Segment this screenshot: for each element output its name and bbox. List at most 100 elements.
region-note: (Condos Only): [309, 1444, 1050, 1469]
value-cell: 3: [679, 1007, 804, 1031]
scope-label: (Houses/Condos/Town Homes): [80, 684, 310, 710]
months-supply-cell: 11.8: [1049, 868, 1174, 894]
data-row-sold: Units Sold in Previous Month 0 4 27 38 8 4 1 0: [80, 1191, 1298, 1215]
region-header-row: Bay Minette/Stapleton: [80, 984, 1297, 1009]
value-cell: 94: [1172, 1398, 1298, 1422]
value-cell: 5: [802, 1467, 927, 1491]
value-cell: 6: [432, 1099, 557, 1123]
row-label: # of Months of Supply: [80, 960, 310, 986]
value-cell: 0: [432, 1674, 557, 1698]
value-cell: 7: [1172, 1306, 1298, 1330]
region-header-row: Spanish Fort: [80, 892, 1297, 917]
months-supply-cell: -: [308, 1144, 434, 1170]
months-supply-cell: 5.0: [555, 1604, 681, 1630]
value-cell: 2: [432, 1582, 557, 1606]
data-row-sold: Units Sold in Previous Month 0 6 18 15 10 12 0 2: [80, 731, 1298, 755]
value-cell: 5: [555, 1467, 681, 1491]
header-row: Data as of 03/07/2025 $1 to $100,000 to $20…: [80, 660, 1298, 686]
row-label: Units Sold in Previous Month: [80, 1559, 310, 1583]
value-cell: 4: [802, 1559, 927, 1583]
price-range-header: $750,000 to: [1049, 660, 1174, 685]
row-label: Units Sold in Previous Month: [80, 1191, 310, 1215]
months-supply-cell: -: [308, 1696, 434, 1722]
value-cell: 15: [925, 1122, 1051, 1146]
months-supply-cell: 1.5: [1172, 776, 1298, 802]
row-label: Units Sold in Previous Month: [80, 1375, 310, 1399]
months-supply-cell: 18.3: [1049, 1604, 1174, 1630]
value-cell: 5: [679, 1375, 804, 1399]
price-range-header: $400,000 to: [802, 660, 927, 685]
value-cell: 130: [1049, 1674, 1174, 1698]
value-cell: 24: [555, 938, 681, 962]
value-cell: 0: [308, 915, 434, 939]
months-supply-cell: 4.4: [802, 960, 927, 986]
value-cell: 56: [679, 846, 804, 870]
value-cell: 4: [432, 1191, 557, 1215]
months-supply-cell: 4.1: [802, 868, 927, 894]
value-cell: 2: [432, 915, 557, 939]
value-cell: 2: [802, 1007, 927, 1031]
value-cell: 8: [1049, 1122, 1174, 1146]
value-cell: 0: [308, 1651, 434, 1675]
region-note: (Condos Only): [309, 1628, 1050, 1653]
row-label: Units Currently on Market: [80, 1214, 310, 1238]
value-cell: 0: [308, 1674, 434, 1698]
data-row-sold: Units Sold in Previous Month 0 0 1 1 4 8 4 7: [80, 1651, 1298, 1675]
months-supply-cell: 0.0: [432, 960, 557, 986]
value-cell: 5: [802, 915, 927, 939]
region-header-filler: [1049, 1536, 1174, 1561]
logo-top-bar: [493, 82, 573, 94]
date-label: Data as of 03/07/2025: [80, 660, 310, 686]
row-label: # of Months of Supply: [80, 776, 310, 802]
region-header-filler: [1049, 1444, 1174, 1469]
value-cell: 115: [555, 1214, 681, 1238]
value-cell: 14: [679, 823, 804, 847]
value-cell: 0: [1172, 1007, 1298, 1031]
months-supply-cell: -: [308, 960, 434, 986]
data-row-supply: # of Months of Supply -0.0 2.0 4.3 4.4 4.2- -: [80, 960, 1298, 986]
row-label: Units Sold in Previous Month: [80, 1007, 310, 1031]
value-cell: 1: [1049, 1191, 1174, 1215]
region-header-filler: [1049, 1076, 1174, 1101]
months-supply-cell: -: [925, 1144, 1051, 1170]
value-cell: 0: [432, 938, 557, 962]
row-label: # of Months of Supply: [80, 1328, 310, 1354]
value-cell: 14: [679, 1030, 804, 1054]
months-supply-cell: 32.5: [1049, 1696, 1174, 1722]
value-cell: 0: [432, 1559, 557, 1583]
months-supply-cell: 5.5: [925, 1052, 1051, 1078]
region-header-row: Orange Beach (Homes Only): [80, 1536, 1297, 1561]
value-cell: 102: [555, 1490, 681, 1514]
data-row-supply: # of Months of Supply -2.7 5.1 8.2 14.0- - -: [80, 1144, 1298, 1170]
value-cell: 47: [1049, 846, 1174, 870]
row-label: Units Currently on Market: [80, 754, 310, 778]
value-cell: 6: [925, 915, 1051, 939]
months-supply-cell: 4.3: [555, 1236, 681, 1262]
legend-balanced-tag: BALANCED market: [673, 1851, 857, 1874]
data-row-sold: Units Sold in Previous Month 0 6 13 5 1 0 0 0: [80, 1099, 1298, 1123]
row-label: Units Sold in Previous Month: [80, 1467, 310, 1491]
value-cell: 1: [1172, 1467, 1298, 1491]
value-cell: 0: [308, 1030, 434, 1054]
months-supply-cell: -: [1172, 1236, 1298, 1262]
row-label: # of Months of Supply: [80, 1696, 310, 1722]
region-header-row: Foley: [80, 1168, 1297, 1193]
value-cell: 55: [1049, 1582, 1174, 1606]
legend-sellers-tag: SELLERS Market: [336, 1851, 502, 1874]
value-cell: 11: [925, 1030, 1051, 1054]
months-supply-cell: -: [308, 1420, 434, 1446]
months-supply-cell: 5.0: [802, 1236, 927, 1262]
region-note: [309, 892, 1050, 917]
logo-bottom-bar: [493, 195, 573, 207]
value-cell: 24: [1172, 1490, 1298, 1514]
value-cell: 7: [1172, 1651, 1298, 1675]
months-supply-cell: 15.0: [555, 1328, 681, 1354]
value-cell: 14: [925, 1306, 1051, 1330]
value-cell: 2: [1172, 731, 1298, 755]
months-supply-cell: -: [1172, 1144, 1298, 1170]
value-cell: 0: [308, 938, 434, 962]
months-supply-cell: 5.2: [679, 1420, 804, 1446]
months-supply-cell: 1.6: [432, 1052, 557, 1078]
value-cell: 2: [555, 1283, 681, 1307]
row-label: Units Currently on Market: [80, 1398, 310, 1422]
═══
- Required task
Format every line of the listing above as a Markdown table with the columns "No." and "Entry," numbering the rows in order and leaving out blank lines.

- Answer
| No. | Entry |
|---|---|
| 1 | Segment this screenshot: for each element output its name and bbox. List at most 100 elements. |
| 2 | region-note: (Condos Only): [309, 1444, 1050, 1469] |
| 3 | value-cell: 3: [679, 1007, 804, 1031] |
| 4 | scope-label: (Houses/Condos/Town Homes): [80, 684, 310, 710] |
| 5 | months-supply-cell: 11.8: [1049, 868, 1174, 894] |
| 6 | data-row-sold: Units Sold in Previous Month 0 4 27 38 8 4 1 0: [80, 1191, 1298, 1215] |
| 7 | region-header-row: Bay Minette/Stapleton: [80, 984, 1297, 1009] |
| 8 | value-cell: 94: [1172, 1398, 1298, 1422] |
| 9 | value-cell: 5: [802, 1467, 927, 1491] |
| 10 | value-cell: 6: [432, 1099, 557, 1123] |
| 11 | row-label: # of Months of Supply: [80, 960, 310, 986] |
| 12 | value-cell: 0: [432, 1674, 557, 1698] |
| 13 | value-cell: 7: [1172, 1306, 1298, 1330] |
| 14 | region-header-row: Spanish Fort: [80, 892, 1297, 917] |
| 15 | months-supply-cell: -: [308, 1144, 434, 1170] |
| 16 | months-supply-cell: 5.0: [555, 1604, 681, 1630] |
| 17 | value-cell: 2: [432, 1582, 557, 1606] |
| 18 | data-row-sold: Units Sold in Previous Month 0 6 18 15 10 12 0 2: [80, 731, 1298, 755] |
| 19 | value-cell: 5: [555, 1467, 681, 1491] |
| 20 | header-row: Data as of 03/07/2025 $1 to $100,000 to $20…: [80, 660, 1298, 686] |
| 21 | row-label: Units Sold in Previous Month: [80, 1559, 310, 1583] |
| 22 | value-cell: 4: [802, 1559, 927, 1583] |
| 23 | price-range-header: $750,000 to: [1049, 660, 1174, 685] |
| 24 | row-label: Units Sold in Previous Month: [80, 1191, 310, 1215] |
| 25 | months-supply-cell: -: [308, 1696, 434, 1722] |
| 26 | value-cell: 15: [925, 1122, 1051, 1146] |
| 27 | months-supply-cell: 1.5: [1172, 776, 1298, 802] |
| 28 | row-label: Units Sold in Previous Month: [80, 1375, 310, 1399] |
| 29 | months-supply-cell: 18.3: [1049, 1604, 1174, 1630] |
| 30 | value-cell: 5: [679, 1375, 804, 1399] |
| 31 | price-range-header: $400,000 to: [802, 660, 927, 685] |
| 32 | value-cell: 130: [1049, 1674, 1174, 1698] |
| 33 | value-cell: 24: [555, 938, 681, 962] |
| 34 | value-cell: 0: [308, 915, 434, 939] |
| 35 | months-supply-cell: 4.4: [802, 960, 927, 986] |
| 36 | value-cell: 56: [679, 846, 804, 870] |
| 37 | value-cell: 4: [432, 1191, 557, 1215] |
| 38 | months-supply-cell: 4.1: [802, 868, 927, 894] |
| 39 | value-cell: 2: [432, 915, 557, 939] |
| 40 | value-cell: 2: [802, 1007, 927, 1031] |
| 41 | value-cell: 8: [1049, 1122, 1174, 1146] |
| 42 | value-cell: 0: [308, 1651, 434, 1675] |
| 43 | region-note: (Condos Only): [309, 1628, 1050, 1653] |
| 44 | row-label: Units Currently on Market: [80, 1214, 310, 1238] |
| 45 | value-cell: 0: [308, 1674, 434, 1698] |
| 46 | data-row-sold: Units Sold in Previous Month 0 0 1 1 4 8 4 7: [80, 1651, 1298, 1675] |
| 47 | months-supply-cell: 0.0: [432, 960, 557, 986] |
| 48 | value-cell: 5: [802, 915, 927, 939] |
| 49 | region-header-filler: [1049, 1536, 1174, 1561] |
| 50 | logo-top-bar: [493, 82, 573, 94] |
| 51 | date-label: Data as of 03/07/2025: [80, 660, 310, 686] |
| 52 | row-label: # of Months of Supply: [80, 776, 310, 802] |
| 53 | region-header-filler: [1049, 1444, 1174, 1469] |
| 54 | value-cell: 115: [555, 1214, 681, 1238] |
| 55 | value-cell: 14: [679, 823, 804, 847] |
| 56 | value-cell: 0: [1172, 1007, 1298, 1031] |
| 57 | months-supply-cell: -: [308, 960, 434, 986] |
| 58 | data-row-supply: # of Months of Supply -0.0 2.0 4.3 4.4 4.2- -: [80, 960, 1298, 986] |
| 59 | row-label: Units Sold in Previous Month: [80, 1007, 310, 1031] |
| 60 | value-cell: 1: [1049, 1191, 1174, 1215] |
| 61 | region-header-filler: [1049, 1076, 1174, 1101] |
| 62 | months-supply-cell: -: [925, 1144, 1051, 1170] |
| 63 | value-cell: 0: [432, 938, 557, 962] |
| 64 | row-label: # of Months of Supply: [80, 1328, 310, 1354] |
| 65 | value-cell: 14: [679, 1030, 804, 1054] |
| 66 | months-supply-cell: 32.5: [1049, 1696, 1174, 1722] |
| 67 | value-cell: 0: [432, 1559, 557, 1583] |
| 68 | months-supply-cell: 5.5: [925, 1052, 1051, 1078] |
| 69 | region-header-row: Orange Beach (Homes Only): [80, 1536, 1297, 1561] |
| 70 | value-cell: 102: [555, 1490, 681, 1514] |
| 71 | data-row-supply: # of Months of Supply -2.7 5.1 8.2 14.0- - -: [80, 1144, 1298, 1170] |
| 72 | value-cell: 47: [1049, 846, 1174, 870] |
| 73 | row-label: Units Currently on Market: [80, 754, 310, 778] |
| 74 | value-cell: 6: [925, 915, 1051, 939] |
| 75 | months-supply-cell: 4.3: [555, 1236, 681, 1262] |
| 76 | legend-balanced-tag: BALANCED market: [673, 1851, 857, 1874] |
| 77 | data-row-sold: Units Sold in Previous Month 0 6 13 5 1 0 0 0: [80, 1099, 1298, 1123] |
| 78 | row-label: Units Sold in Previous Month: [80, 1467, 310, 1491] |
| 79 | value-cell: 1: [1172, 1467, 1298, 1491] |
| 80 | value-cell: 0: [308, 1030, 434, 1054] |
| 81 | months-supply-cell: -: [1172, 1236, 1298, 1262] |
| 82 | row-label: # of Months of Supply: [80, 1696, 310, 1722] |
| 83 | region-header-row: Foley: [80, 1168, 1297, 1193] |
| 84 | value-cell: 55: [1049, 1582, 1174, 1606] |
| 85 | legend-sellers-tag: SELLERS Market: [336, 1851, 502, 1874] |
| 86 | value-cell: 11: [925, 1030, 1051, 1054] |
| 87 | months-supply-cell: -: [308, 1420, 434, 1446] |
| 88 | months-supply-cell: 5.0: [802, 1236, 927, 1262] |
| 89 | region-note: [309, 892, 1050, 917] |
| 90 | logo-bottom-bar: [493, 195, 573, 207] |
| 91 | value-cell: 24: [1172, 1490, 1298, 1514] |
| 92 | value-cell: 7: [1172, 1651, 1298, 1675] |
| 93 | months-supply-cell: 15.0: [555, 1328, 681, 1354] |
| 94 | value-cell: 14: [925, 1306, 1051, 1330] |
| 95 | value-cell: 2: [1172, 731, 1298, 755] |
| 96 | months-supply-cell: -: [1172, 1144, 1298, 1170] |
| 97 | value-cell: 0: [308, 938, 434, 962] |
| 98 | months-supply-cell: 5.2: [679, 1420, 804, 1446] |
| 99 | months-supply-cell: 1.6: [432, 1052, 557, 1078] |
| 100 | value-cell: 2: [555, 1283, 681, 1307] |
| 101 | row-label: Units Currently on Market: [80, 1398, 310, 1422] |